Your objective: Select every line of the records that contains the word "Display", and copy each of those lines. Case counts.

Data:
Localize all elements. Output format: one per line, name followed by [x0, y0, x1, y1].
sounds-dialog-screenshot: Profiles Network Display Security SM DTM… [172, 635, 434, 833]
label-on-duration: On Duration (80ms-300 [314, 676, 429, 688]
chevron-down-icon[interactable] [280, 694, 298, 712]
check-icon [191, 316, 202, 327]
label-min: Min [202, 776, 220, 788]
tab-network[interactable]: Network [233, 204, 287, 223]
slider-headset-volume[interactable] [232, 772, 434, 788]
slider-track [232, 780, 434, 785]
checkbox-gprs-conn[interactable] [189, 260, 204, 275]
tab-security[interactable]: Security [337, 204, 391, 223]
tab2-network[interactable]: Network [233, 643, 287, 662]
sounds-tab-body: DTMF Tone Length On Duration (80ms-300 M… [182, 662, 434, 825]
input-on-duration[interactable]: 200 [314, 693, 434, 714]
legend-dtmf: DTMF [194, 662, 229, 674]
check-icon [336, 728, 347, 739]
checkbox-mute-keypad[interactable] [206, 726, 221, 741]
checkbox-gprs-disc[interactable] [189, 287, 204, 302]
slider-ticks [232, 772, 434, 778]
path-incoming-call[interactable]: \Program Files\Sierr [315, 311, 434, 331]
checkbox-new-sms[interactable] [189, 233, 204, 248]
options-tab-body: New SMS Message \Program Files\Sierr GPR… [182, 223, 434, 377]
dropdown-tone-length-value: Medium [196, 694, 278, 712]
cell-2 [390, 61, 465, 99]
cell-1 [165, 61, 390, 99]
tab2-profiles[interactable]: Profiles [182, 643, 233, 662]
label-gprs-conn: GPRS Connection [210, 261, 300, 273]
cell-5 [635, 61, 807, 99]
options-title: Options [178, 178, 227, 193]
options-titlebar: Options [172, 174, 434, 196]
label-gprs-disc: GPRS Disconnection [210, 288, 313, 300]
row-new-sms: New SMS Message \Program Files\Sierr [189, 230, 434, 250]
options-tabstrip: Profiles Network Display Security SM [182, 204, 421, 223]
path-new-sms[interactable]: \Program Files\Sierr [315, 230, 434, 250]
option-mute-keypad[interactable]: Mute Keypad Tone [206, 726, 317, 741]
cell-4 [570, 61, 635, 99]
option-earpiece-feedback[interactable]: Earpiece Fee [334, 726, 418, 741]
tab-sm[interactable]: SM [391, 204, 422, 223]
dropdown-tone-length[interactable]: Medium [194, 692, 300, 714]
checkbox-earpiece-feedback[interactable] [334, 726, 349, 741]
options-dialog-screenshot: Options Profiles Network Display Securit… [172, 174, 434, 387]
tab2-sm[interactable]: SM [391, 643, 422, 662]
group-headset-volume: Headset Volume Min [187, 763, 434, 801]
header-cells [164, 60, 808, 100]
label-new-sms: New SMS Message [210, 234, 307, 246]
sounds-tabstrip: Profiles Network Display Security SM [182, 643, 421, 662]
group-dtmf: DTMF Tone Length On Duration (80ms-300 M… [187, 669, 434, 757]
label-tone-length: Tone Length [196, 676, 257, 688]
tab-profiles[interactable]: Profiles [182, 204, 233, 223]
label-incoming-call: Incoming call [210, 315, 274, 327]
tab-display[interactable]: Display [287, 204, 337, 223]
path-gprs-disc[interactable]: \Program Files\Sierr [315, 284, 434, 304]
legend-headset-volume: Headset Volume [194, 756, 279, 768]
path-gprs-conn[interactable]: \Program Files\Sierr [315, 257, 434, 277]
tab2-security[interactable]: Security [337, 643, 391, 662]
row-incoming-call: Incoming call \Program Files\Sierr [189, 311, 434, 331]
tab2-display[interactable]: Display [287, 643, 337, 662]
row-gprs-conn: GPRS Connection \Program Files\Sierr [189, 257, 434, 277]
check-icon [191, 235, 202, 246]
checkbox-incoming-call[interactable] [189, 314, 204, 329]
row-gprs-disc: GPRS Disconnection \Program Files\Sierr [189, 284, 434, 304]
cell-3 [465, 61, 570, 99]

Exercise response:
sounds-dialog-screenshot: Profiles Network Display Security SM DTM… [172, 635, 434, 833]
options-tabstrip: Profiles Network Display Security SM [182, 204, 421, 223]
options-dialog-screenshot: Options Profiles Network Display Securit… [172, 174, 434, 387]
sounds-tabstrip: Profiles Network Display Security SM [182, 643, 421, 662]
tab-display[interactable]: Display [287, 204, 337, 223]
tab2-display[interactable]: Display [287, 643, 337, 662]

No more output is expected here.